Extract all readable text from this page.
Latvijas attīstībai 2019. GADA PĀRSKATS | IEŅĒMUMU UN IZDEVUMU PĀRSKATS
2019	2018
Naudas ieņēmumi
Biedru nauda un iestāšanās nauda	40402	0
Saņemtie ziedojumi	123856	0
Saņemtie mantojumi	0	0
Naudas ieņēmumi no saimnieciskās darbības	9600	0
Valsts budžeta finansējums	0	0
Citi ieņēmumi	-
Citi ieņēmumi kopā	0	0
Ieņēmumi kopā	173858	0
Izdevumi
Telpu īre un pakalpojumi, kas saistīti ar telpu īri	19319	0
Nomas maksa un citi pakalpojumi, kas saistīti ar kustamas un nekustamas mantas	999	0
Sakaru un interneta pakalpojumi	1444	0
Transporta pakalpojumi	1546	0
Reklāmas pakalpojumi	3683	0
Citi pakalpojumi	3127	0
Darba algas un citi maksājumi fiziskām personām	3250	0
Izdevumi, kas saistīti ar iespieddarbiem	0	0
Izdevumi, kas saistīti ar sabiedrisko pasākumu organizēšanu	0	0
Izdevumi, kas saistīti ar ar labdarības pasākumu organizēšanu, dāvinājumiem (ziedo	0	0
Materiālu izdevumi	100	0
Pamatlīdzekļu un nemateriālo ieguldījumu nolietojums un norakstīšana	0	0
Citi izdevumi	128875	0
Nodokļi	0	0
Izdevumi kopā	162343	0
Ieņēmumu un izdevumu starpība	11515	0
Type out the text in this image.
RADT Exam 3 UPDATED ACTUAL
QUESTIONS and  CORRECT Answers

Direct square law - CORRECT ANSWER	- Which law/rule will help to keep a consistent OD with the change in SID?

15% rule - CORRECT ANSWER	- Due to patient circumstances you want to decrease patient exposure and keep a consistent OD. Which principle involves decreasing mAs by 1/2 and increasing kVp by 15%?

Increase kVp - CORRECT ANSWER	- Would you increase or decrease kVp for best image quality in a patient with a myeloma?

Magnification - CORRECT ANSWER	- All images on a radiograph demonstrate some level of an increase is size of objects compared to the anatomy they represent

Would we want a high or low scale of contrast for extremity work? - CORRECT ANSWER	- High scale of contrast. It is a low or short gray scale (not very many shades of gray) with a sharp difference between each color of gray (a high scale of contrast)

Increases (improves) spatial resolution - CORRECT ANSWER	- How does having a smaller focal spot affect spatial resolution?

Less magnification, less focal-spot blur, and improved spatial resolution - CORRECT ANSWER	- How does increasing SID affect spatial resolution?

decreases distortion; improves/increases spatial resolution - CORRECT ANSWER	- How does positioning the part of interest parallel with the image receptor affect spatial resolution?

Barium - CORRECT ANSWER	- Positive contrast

###

_Required task_
Report how many lines of the records above contain the word "spatial", and give only that number.

_Task result_
3